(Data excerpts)
________
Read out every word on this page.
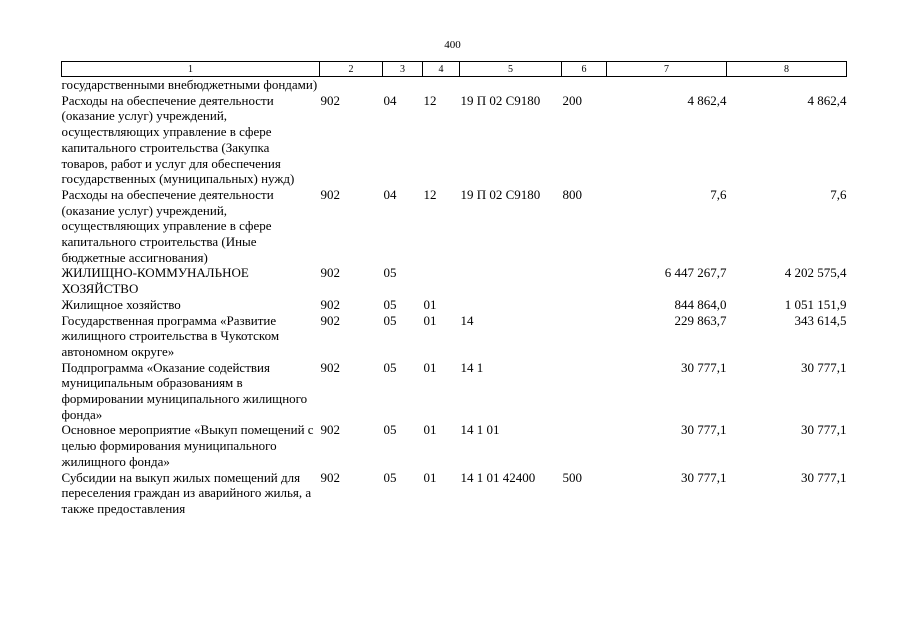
400
1	2	3	4	5	6	7	8
государственными внебюджетными фондами)							
Расходы на обеспечение деятельности (оказание услуг) учреждений, осуществляющих управление в сфере капитального строительства (Закупка товаров, работ и услуг для обеспечения государственных (муниципальных) нужд)	902	04	12	19 П 02 С9180	200	4 862,4	4 862,4
Расходы на обеспечение деятельности (оказание услуг) учреждений, осуществляющих управление в сфере капитального строительства (Иные бюджетные ассигнования)	902	04	12	19 П 02 С9180	800	7,6	7,6
ЖИЛИЩНО-КОММУНАЛЬНОЕ ХОЗЯЙСТВО	902	05				6 447 267,7	4 202 575,4
Жилищное хозяйство	902	05	01			844 864,0	1 051 151,9
Государственная программа «Развитие жилищного строительства в Чукотском автономном округе»	902	05	01	14		229 863,7	343 614,5
Подпрограмма «Оказание содействия муниципальным образованиям в формировании муниципального жилищного фонда»	902	05	01	14 1		30 777,1	30 777,1
Основное мероприятие «Выкуп помещений с целью формирования муниципального жилищного фонда»	902	05	01	14 1 01		30 777,1	30 777,1
Субсидии на выкуп жилых помещений для переселения граждан из аварийного жилья, а также предоставления	902	05	01	14 1 01 42400	500	30 777,1	30 777,1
________
▶ [Required work]
Every line that holds the string "муниципального" should be returned.

▶ [Reply to the exercise]
Подпрограмма «Оказание содействия муниципальным образованиям в формировании муниципального жилищного фонда»	902	05	01	14 1		30 777,1	30 777,1
Основное мероприятие «Выкуп помещений с целью формирования муниципального жилищного фонда»	902	05	01	14 1 01		30 777,1	30 777,1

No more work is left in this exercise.